# [Exercise brief]
Pull every line that holds the word "title" from the entries.

(begin)

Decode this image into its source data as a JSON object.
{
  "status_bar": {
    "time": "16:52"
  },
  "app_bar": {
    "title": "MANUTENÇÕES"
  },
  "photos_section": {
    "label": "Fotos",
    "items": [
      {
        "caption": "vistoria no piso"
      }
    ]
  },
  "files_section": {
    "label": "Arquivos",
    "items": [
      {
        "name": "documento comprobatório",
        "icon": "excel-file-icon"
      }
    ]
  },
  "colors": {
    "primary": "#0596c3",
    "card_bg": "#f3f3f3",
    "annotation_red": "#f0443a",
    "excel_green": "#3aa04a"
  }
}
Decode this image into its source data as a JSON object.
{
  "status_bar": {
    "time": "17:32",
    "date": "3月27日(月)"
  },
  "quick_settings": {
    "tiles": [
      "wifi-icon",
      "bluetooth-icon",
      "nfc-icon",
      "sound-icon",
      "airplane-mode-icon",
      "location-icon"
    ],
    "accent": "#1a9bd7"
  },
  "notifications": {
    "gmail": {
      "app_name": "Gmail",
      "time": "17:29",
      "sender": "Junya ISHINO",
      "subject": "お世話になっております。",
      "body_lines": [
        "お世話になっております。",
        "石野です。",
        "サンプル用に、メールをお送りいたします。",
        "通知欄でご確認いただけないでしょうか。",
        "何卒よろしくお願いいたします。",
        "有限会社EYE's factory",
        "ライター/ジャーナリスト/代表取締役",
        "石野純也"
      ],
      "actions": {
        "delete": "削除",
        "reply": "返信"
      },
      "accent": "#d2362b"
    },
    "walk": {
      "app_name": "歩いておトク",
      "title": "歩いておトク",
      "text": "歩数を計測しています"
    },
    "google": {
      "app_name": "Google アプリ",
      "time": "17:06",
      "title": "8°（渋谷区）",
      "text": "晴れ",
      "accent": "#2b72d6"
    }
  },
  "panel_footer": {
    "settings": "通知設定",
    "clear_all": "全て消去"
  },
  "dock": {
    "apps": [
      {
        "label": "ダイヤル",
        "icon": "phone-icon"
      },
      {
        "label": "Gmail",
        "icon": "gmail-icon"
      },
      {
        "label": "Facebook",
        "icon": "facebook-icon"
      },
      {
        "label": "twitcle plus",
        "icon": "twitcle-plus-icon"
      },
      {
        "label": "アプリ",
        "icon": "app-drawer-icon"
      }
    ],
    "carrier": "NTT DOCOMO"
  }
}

(end)
(begin)

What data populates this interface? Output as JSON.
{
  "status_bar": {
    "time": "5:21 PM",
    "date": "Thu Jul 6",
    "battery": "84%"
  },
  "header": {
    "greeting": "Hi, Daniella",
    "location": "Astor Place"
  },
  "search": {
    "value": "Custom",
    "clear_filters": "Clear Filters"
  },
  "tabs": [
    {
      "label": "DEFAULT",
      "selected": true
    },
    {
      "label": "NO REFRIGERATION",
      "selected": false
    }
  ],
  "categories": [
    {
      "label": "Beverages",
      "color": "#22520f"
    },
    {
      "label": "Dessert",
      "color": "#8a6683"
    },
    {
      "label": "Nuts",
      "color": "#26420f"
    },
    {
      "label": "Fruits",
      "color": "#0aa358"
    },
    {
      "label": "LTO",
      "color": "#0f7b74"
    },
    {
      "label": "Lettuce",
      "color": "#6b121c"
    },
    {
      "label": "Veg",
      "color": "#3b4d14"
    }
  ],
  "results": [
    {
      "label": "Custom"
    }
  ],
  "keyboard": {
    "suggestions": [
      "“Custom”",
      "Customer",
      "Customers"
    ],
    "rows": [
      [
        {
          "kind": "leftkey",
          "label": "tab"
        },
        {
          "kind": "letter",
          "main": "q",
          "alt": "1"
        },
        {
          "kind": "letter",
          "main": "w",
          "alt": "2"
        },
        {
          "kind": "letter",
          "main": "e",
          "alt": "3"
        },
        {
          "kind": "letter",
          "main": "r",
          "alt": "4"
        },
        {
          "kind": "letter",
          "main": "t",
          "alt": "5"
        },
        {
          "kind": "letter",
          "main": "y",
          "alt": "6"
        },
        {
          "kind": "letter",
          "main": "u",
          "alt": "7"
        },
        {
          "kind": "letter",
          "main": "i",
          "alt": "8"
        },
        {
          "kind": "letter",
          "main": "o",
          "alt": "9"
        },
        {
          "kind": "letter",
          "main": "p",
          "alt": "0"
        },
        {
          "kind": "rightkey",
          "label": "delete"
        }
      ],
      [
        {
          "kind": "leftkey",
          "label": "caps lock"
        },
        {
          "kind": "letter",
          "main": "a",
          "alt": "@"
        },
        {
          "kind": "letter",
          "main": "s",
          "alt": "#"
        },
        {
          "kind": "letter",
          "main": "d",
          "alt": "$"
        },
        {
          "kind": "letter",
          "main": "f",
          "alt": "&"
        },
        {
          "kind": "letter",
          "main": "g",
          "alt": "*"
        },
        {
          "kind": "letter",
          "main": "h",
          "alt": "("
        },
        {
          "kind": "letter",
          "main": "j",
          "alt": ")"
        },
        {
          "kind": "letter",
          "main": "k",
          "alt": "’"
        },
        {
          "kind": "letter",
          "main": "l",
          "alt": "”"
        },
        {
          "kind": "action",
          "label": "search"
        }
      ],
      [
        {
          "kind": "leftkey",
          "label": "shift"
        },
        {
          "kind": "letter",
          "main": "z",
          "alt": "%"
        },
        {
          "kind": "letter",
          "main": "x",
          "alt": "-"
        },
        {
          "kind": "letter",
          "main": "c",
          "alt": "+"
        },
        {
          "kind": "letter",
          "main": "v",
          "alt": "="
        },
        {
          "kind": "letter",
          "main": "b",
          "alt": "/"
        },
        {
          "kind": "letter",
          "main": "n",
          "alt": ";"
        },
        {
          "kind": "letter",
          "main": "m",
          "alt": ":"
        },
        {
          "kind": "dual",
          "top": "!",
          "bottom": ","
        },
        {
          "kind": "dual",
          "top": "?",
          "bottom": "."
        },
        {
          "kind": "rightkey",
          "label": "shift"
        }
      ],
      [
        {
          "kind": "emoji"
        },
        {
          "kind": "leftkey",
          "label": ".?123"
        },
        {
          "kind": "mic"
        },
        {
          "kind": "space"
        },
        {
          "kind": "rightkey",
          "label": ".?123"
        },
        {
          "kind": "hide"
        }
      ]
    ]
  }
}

(end)

# [Task result]
    "title": "MANUTENÇÕES"
      "title": "歩いておトク",
      "title": "8°（渋谷区）",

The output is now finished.